**REQUEST**. Return every one of these rows word for word, with no changes.

[Element and region listings]
__________

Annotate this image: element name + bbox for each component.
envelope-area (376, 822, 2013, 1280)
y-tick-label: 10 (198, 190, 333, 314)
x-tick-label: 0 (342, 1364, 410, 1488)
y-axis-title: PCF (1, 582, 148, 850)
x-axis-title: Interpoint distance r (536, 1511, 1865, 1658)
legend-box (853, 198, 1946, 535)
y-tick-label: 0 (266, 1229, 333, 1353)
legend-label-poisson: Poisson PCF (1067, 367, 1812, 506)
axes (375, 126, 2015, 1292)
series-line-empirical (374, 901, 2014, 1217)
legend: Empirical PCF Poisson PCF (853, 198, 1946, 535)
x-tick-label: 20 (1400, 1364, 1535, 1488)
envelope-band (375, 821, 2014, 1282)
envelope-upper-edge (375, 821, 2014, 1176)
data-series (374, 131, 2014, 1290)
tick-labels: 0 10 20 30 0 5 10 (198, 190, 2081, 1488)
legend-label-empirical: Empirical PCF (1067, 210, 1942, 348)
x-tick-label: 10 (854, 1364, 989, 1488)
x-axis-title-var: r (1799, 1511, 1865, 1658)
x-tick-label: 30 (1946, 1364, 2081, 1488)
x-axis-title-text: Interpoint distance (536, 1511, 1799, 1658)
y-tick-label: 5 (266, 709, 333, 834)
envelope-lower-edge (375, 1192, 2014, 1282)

__________

**RESULT**.
Annotate this image: element name + bbox for each component.
envelope-area (376, 822, 2013, 1280)
y-tick-label: 10 (198, 190, 333, 314)
x-tick-label: 0 (342, 1364, 410, 1488)
y-axis-title: PCF (1, 582, 148, 850)
x-axis-title: Interpoint distance r (536, 1511, 1865, 1658)
legend-box (853, 198, 1946, 535)
y-tick-label: 0 (266, 1229, 333, 1353)
legend-label-poisson: Poisson PCF (1067, 367, 1812, 506)
axes (375, 126, 2015, 1292)
series-line-empirical (374, 901, 2014, 1217)
legend: Empirical PCF Poisson PCF (853, 198, 1946, 535)
x-tick-label: 20 (1400, 1364, 1535, 1488)
envelope-band (375, 821, 2014, 1282)
envelope-upper-edge (375, 821, 2014, 1176)
data-series (374, 131, 2014, 1290)
tick-labels: 0 10 20 30 0 5 10 (198, 190, 2081, 1488)
legend-label-empirical: Empirical PCF (1067, 210, 1942, 348)
x-tick-label: 10 (854, 1364, 989, 1488)
x-axis-title-var: r (1799, 1511, 1865, 1658)
x-tick-label: 30 (1946, 1364, 2081, 1488)
x-axis-title-text: Interpoint distance (536, 1511, 1799, 1658)
y-tick-label: 5 (266, 709, 333, 834)
envelope-lower-edge (375, 1192, 2014, 1282)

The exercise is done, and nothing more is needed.